**DESCRIPTION OF THE TASK:**
Collect all lines below with the string "eggs".
---------- SUPPLIED RECORDS
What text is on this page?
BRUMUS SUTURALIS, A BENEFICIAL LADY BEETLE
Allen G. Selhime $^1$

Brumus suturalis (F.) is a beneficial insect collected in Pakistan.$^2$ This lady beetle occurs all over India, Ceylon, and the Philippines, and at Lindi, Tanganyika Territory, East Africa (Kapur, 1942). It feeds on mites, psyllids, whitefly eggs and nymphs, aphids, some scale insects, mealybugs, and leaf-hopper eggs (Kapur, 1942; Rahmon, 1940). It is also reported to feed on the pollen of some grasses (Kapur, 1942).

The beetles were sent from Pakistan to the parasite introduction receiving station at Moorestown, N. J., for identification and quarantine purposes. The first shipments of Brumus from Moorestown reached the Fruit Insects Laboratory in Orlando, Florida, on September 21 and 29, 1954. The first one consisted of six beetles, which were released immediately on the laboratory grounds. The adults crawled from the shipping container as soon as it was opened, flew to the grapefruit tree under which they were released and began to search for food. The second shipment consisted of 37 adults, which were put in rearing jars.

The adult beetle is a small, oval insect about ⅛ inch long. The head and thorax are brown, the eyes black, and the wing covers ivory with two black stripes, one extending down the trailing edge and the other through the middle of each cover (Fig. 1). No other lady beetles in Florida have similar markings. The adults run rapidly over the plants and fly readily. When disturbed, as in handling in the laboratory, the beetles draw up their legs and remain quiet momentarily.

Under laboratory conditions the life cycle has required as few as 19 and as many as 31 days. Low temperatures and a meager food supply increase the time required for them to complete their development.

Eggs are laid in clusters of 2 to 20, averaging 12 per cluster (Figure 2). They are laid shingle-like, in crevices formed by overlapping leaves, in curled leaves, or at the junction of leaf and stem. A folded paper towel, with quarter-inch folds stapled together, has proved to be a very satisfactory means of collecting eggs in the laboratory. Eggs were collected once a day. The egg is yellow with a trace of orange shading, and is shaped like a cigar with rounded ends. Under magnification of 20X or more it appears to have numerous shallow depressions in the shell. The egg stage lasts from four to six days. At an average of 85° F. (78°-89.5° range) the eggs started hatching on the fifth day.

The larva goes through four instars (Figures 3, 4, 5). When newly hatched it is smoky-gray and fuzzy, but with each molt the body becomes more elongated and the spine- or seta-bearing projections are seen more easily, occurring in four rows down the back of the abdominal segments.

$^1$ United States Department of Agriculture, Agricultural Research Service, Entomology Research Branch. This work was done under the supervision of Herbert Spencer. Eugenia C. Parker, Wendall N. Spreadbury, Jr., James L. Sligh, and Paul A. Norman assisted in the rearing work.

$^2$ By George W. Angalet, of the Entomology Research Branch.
--------------------
**CORRECT ANSWER:**
Brumus suturalis (F.) is a beneficial insect collected in Pakistan.$^2$ This lady beetle occurs all over India, Ceylon, and the Philippines, and at Lindi, Tanganyika Territory, East Africa (Kapur, 1942). It feeds on mites, psyllids, whitefly eggs and nymphs, aphids, some scale insects, mealybugs, and leaf-hopper eggs (Kapur, 1942; Rahmon, 1940). It is also reported to feed on the pollen of some grasses (Kapur, 1942).
Eggs are laid in clusters of 2 to 20, averaging 12 per cluster (Figure 2). They are laid shingle-like, in crevices formed by overlapping leaves, in curled leaves, or at the junction of leaf and stem. A folded paper towel, with quarter-inch folds stapled together, has proved to be a very satisfactory means of collecting eggs in the laboratory. Eggs were collected once a day. The egg is yellow with a trace of orange shading, and is shaped like a cigar with rounded ends. Under magnification of 20X or more it appears to have numerous shallow depressions in the shell. The egg stage lasts from four to six days. At an average of 85° F. (78°-89.5° range) the eggs started hatching on the fifth day.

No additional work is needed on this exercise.